Task prompt
Transcribe every line of the data below without any changes, and leave the pictures out of your answer.

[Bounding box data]
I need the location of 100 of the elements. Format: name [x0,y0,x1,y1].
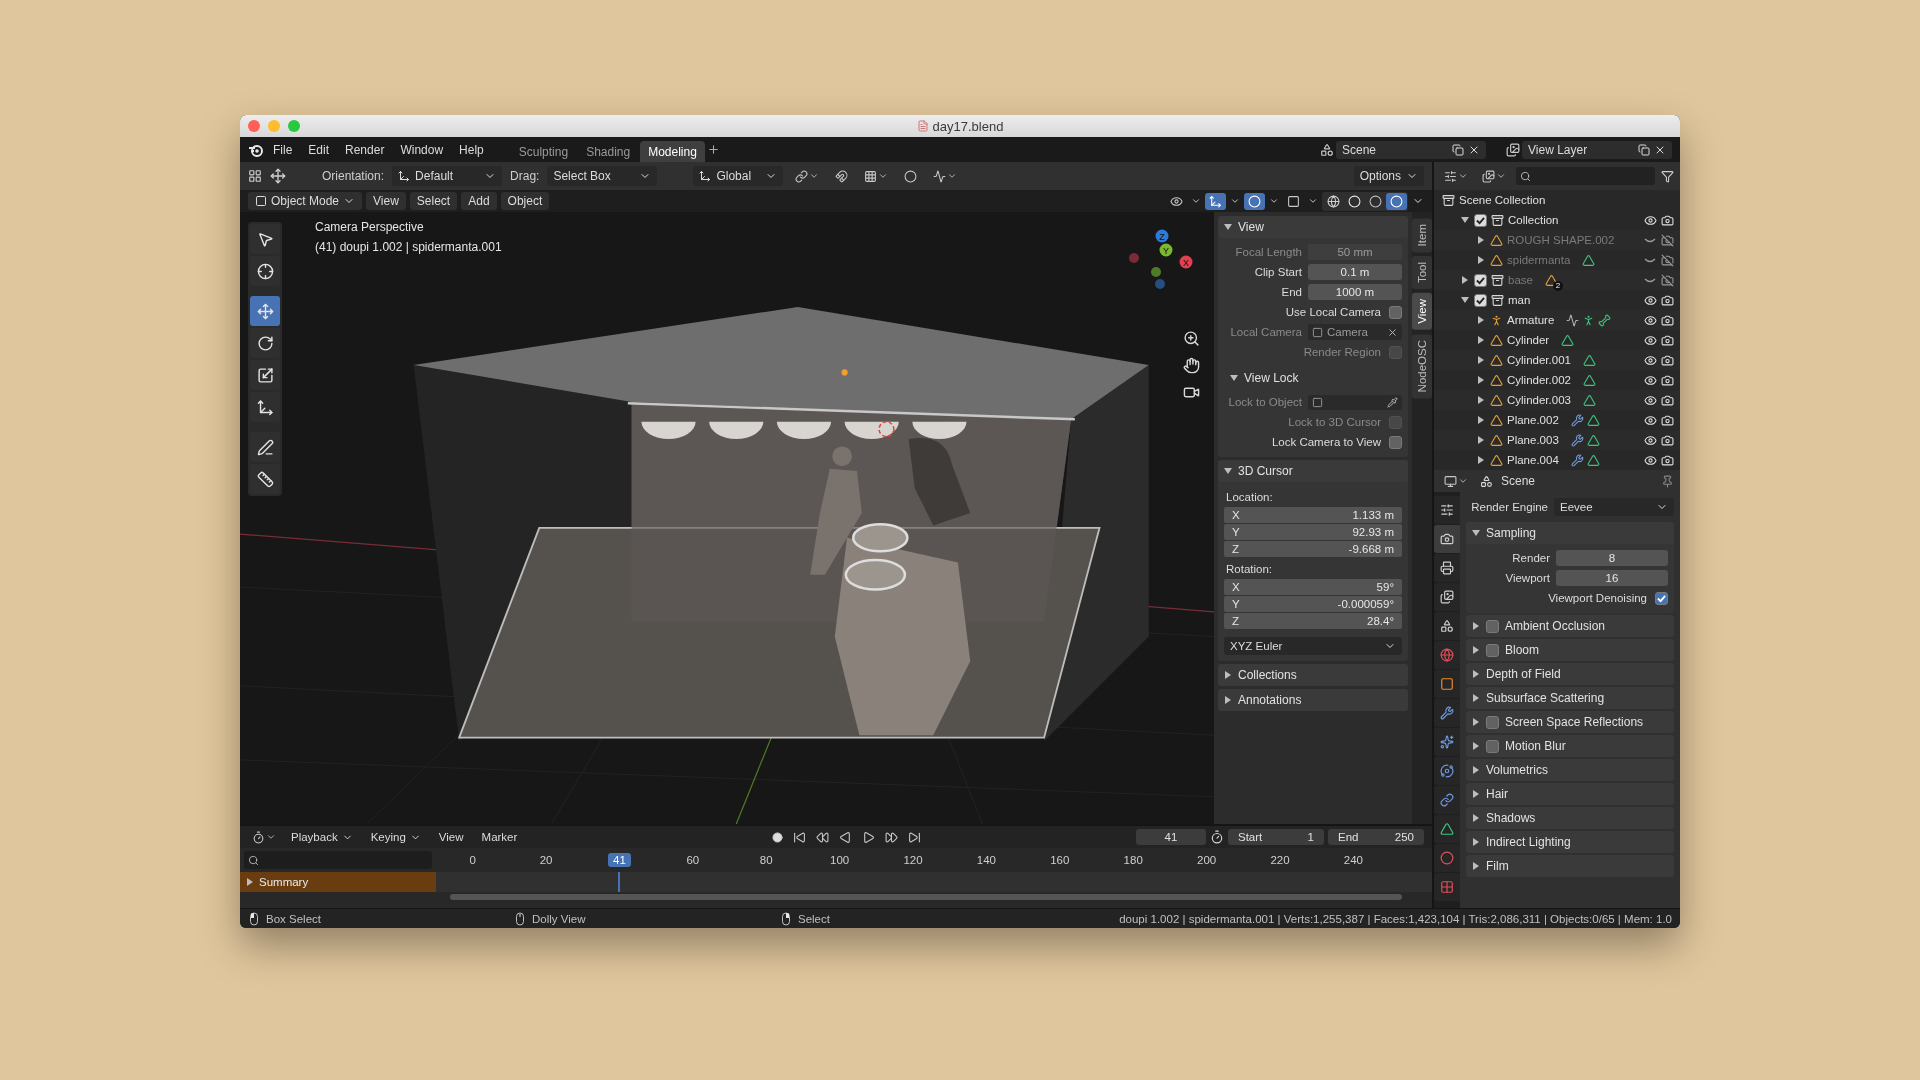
panel-title[interactable] [1224,671,1232,679]
sidebar-tab[interactable]: Tool [1412,256,1432,290]
orientation-dropdown[interactable]: Default [392,166,503,186]
panel-title[interactable]: Film [1486,859,1509,873]
panel-title[interactable] [1472,862,1480,870]
menu-item[interactable]: Help [452,139,491,160]
sidebar-tab[interactable]: View [1412,293,1432,331]
menu-item[interactable]: Render [338,139,392,160]
start-frame-field[interactable]: Start 1 [1228,829,1324,845]
checkbox[interactable] [1655,591,1668,605]
mesh-data-tab[interactable] [1434,815,1460,843]
end-frame-field[interactable]: End 250 [1328,829,1424,845]
camera-icon[interactable] [1661,393,1674,407]
cursor-tool[interactable] [250,256,280,286]
transform-orientation-dropdown[interactable]: Global [693,166,784,186]
camera-icon[interactable] [1661,353,1674,367]
panel-title[interactable]: Hair [1486,787,1508,801]
rendered-shading-button[interactable] [1386,192,1407,210]
camera-icon[interactable] [1661,313,1674,327]
measure-tool[interactable] [250,464,280,494]
checkbox[interactable] [1486,619,1499,633]
caret-icon[interactable] [1191,196,1201,206]
options-dropdown[interactable]: Options [1353,166,1424,186]
scene-tab[interactable] [1434,612,1460,640]
vector-field[interactable]: X 1.133 m [1224,507,1402,523]
expand-arrow-icon[interactable] [1477,256,1485,264]
expand-arrow-icon[interactable] [1477,316,1485,324]
object-tab[interactable] [1434,670,1460,698]
checkbox[interactable] [1486,739,1499,753]
navigation-gizmo[interactable]: Z Y X [1114,226,1204,298]
checkbox[interactable] [1389,435,1402,449]
panel-title[interactable]: Volumetrics [1486,763,1549,777]
outliner-item[interactable]: Collection [1508,214,1559,226]
panel-title[interactable]: Sampling [1486,526,1537,540]
panel-title[interactable] [1224,223,1232,231]
collapse-arrow-icon[interactable] [1461,296,1469,304]
clock-icon[interactable] [1210,830,1224,844]
pin-icon[interactable] [1661,474,1674,488]
filter-icon[interactable] [1661,169,1674,183]
outliner-item[interactable]: Scene Collection [1459,194,1546,206]
render-engine-dropdown[interactable]: Eevee [1554,498,1674,516]
scrollbar[interactable] [450,894,1402,900]
outliner-item[interactable]: Cylinder.001 [1507,354,1571,366]
scale-tool[interactable] [250,360,280,390]
panel-title[interactable] [1472,718,1480,726]
move-tool[interactable] [250,296,280,326]
expand-arrow-icon[interactable] [1477,436,1485,444]
vector-field[interactable]: Z -9.668 m [1224,541,1402,557]
panel-title[interactable] [1472,790,1480,798]
workspace-tab[interactable]: Shading [578,140,639,163]
vector-field[interactable]: X 59° [1224,579,1402,595]
view-layer-tab[interactable] [1434,583,1460,611]
camera-icon[interactable] [1661,333,1674,347]
menu-item[interactable]: File [266,139,300,160]
render-tab[interactable] [1434,525,1460,553]
workspace-tab[interactable]: Modeling [640,140,705,163]
menu-button[interactable]: Marker [474,829,525,845]
caret-icon[interactable] [1230,196,1240,206]
menu-item[interactable]: Window [393,139,451,160]
menu-button[interactable]: Object [500,192,550,210]
expand-arrow-icon[interactable] [1477,356,1485,364]
panel-title[interactable] [1472,646,1480,654]
outliner-item[interactable]: Plane.003 [1507,434,1559,446]
editor-type-icon[interactable] [248,169,262,183]
panel-title[interactable] [1472,742,1480,750]
expand-arrow-icon[interactable] [1477,376,1485,384]
transform-tool[interactable] [250,392,280,422]
caret-icon[interactable] [1269,196,1279,206]
outliner-item[interactable]: Cylinder.002 [1507,374,1571,386]
panel-title[interactable] [1472,766,1480,774]
expand-arrow-icon[interactable] [1477,416,1485,424]
eye-icon[interactable] [1644,453,1657,467]
camera-off-icon[interactable] [1661,233,1674,247]
checkbox[interactable] [1389,305,1402,319]
playhead[interactable]: 41 [608,853,631,867]
vector-field[interactable]: Y -0.000059° [1224,596,1402,612]
search-field[interactable] [1516,167,1655,185]
panel-title[interactable]: Collections [1238,668,1297,682]
image-stack-icon[interactable] [1506,142,1520,157]
panel-title[interactable] [1224,467,1232,475]
eye-icon[interactable] [1644,433,1657,447]
menu-item[interactable]: Edit [301,139,337,160]
eye-icon[interactable] [1644,333,1657,347]
add-icon[interactable] [706,143,720,156]
output-tab[interactable] [1434,554,1460,582]
copy-icon[interactable] [1638,143,1650,156]
overlay-toggle[interactable] [1244,192,1265,210]
checkbox[interactable] [1474,293,1487,307]
vector-field[interactable]: Y 92.93 m [1224,524,1402,540]
move-icon[interactable] [270,168,286,184]
outliner-item[interactable]: Plane.004 [1507,454,1559,466]
eye-icon[interactable] [1644,313,1657,327]
menu-button[interactable]: View [366,192,406,210]
menu-button[interactable]: Playback [284,829,360,845]
panel-title[interactable]: View [1238,220,1264,234]
camera-off-icon[interactable] [1661,273,1674,287]
outliner-item[interactable]: man [1508,294,1531,306]
annotate-tool[interactable] [250,432,280,462]
outliner-item[interactable]: Cylinder.003 [1507,394,1571,406]
modifiers-tab[interactable] [1434,699,1460,727]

Completed task
I need the location of 100 of the elements. Format: name [x0,y0,x1,y1].
panel-title[interactable] [1224,671,1232,679]
sidebar-tab[interactable]: Tool [1412,256,1432,290]
orientation-dropdown[interactable]: Default [392,166,503,186]
panel-title[interactable]: Film [1486,859,1509,873]
panel-title[interactable] [1472,862,1480,870]
menu-item[interactable]: Help [452,139,491,160]
sidebar-tab[interactable]: View [1412,293,1432,331]
menu-item[interactable]: Render [338,139,392,160]
start-frame-field[interactable]: Start 1 [1228,829,1324,845]
checkbox[interactable] [1655,591,1668,605]
mesh-data-tab[interactable] [1434,815,1460,843]
end-frame-field[interactable]: End 250 [1328,829,1424,845]
camera-icon[interactable] [1661,393,1674,407]
cursor-tool[interactable] [250,256,280,286]
transform-orientation-dropdown[interactable]: Global [693,166,784,186]
camera-icon[interactable] [1661,353,1674,367]
panel-title[interactable]: Hair [1486,787,1508,801]
rendered-shading-button[interactable] [1386,192,1407,210]
camera-icon[interactable] [1661,313,1674,327]
measure-tool[interactable] [250,464,280,494]
checkbox[interactable] [1486,619,1499,633]
caret-icon[interactable] [1191,196,1201,206]
options-dropdown[interactable]: Options [1353,166,1424,186]
scene-tab[interactable] [1434,612,1460,640]
vector-field[interactable]: X 1.133 m [1224,507,1402,523]
expand-arrow-icon[interactable] [1477,256,1485,264]
expand-arrow-icon[interactable] [1477,316,1485,324]
object-tab[interactable] [1434,670,1460,698]
checkbox[interactable] [1486,739,1499,753]
navigation-gizmo[interactable]: Z Y X [1114,226,1204,298]
checkbox[interactable] [1389,435,1402,449]
panel-title[interactable]: Volumetrics [1486,763,1549,777]
outliner-item[interactable]: Collection [1508,214,1559,226]
panel-title[interactable]: Sampling [1486,526,1537,540]
panel-title[interactable] [1224,223,1232,231]
collapse-arrow-icon[interactable] [1461,296,1469,304]
clock-icon[interactable] [1210,830,1224,844]
pin-icon[interactable] [1661,474,1674,488]
filter-icon[interactable] [1661,169,1674,183]
outliner-item[interactable]: Scene Collection [1459,194,1546,206]
render-engine-dropdown[interactable]: Eevee [1554,498,1674,516]
scrollbar[interactable] [450,894,1402,900]
outliner-item[interactable]: Cylinder.001 [1507,354,1571,366]
scale-tool[interactable] [250,360,280,390]
panel-title[interactable] [1472,718,1480,726]
move-tool[interactable] [250,296,280,326]
expand-arrow-icon[interactable] [1477,436,1485,444]
vector-field[interactable]: Z -9.668 m [1224,541,1402,557]
panel-title[interactable] [1472,790,1480,798]
workspace-tab[interactable]: Shading [578,140,639,163]
vector-field[interactable]: X 59° [1224,579,1402,595]
view-layer-tab[interactable] [1434,583,1460,611]
camera-icon[interactable] [1661,333,1674,347]
menu-item[interactable]: File [266,139,300,160]
render-tab[interactable] [1434,525,1460,553]
workspace-tab[interactable]: Modeling [640,140,705,163]
menu-button[interactable]: Marker [474,829,525,845]
caret-icon[interactable] [1230,196,1240,206]
menu-item[interactable]: Window [393,139,451,160]
menu-button[interactable]: Object [500,192,550,210]
expand-arrow-icon[interactable] [1477,356,1485,364]
panel-title[interactable] [1472,646,1480,654]
outliner-item[interactable]: Plane.003 [1507,434,1559,446]
editor-type-icon[interactable] [248,169,262,183]
panel-title[interactable] [1472,742,1480,750]
expand-arrow-icon[interactable] [1477,376,1485,384]
transform-tool[interactable] [250,392,280,422]
caret-icon[interactable] [1269,196,1279,206]
outliner-item[interactable]: Cylinder.002 [1507,374,1571,386]
panel-title[interactable] [1472,766,1480,774]
expand-arrow-icon[interactable] [1477,416,1485,424]
eye-icon[interactable] [1644,453,1657,467]
camera-off-icon[interactable] [1661,233,1674,247]
checkbox[interactable] [1389,305,1402,319]
playhead[interactable]: 41 [608,853,631,867]
vector-field[interactable]: Y -0.000059° [1224,596,1402,612]
search-field[interactable] [1516,167,1655,185]
panel-title[interactable]: Collections [1238,668,1297,682]
image-stack-icon[interactable] [1506,142,1520,157]
panel-title[interactable] [1224,467,1232,475]
eye-icon[interactable] [1644,433,1657,447]
menu-item[interactable]: Edit [301,139,337,160]
eye-icon[interactable] [1644,333,1657,347]
add-icon[interactable] [706,143,720,156]
output-tab[interactable] [1434,554,1460,582]
copy-icon[interactable] [1638,143,1650,156]
overlay-toggle[interactable] [1244,192,1265,210]
checkbox[interactable] [1474,293,1487,307]
vector-field[interactable]: Y 92.93 m [1224,524,1402,540]
move-icon[interactable] [270,168,286,184]
outliner-item[interactable]: Plane.004 [1507,454,1559,466]
eye-icon[interactable] [1644,313,1657,327]
menu-button[interactable]: View [366,192,406,210]
menu-button[interactable]: Playback [284,829,360,845]
panel-title[interactable]: View [1238,220,1264,234]
camera-off-icon[interactable] [1661,273,1674,287]
outliner-item[interactable]: man [1508,294,1531,306]
annotate-tool[interactable] [250,432,280,462]
outliner-item[interactable]: Cylinder.003 [1507,394,1571,406]
modifiers-tab[interactable] [1434,699,1460,727]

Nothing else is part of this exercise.